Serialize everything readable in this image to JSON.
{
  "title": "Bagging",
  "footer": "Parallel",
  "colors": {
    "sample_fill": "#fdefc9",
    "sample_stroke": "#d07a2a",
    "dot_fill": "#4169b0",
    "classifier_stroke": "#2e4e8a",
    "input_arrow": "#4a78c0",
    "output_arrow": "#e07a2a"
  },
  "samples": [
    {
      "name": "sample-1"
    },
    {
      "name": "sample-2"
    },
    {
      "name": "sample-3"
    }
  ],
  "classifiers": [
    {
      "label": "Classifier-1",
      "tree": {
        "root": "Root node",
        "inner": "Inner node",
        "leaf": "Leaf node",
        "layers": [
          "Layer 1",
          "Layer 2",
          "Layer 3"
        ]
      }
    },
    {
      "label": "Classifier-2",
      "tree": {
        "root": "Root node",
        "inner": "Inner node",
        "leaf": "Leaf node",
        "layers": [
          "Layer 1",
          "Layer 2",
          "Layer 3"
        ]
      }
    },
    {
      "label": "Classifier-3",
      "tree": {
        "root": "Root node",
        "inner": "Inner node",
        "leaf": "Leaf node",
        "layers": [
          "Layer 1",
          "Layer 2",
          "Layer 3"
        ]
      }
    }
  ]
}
····················
# Your task
Your task is to repeat the data exactly, with nothing left out.

# Output for this task
Serialize everything readable in this image to JSON.
{
  "title": "Bagging",
  "footer": "Parallel",
  "colors": {
    "sample_fill": "#fdefc9",
    "sample_stroke": "#d07a2a",
    "dot_fill": "#4169b0",
    "classifier_stroke": "#2e4e8a",
    "input_arrow": "#4a78c0",
    "output_arrow": "#e07a2a"
  },
  "samples": [
    {
      "name": "sample-1"
    },
    {
      "name": "sample-2"
    },
    {
      "name": "sample-3"
    }
  ],
  "classifiers": [
    {
      "label": "Classifier-1",
      "tree": {
        "root": "Root node",
        "inner": "Inner node",
        "leaf": "Leaf node",
        "layers": [
          "Layer 1",
          "Layer 2",
          "Layer 3"
        ]
      }
    },
    {
      "label": "Classifier-2",
      "tree": {
        "root": "Root node",
        "inner": "Inner node",
        "leaf": "Leaf node",
        "layers": [
          "Layer 1",
          "Layer 2",
          "Layer 3"
        ]
      }
    },
    {
      "label": "Classifier-3",
      "tree": {
        "root": "Root node",
        "inner": "Inner node",
        "leaf": "Leaf node",
        "layers": [
          "Layer 1",
          "Layer 2",
          "Layer 3"
        ]
      }
    }
  ]
}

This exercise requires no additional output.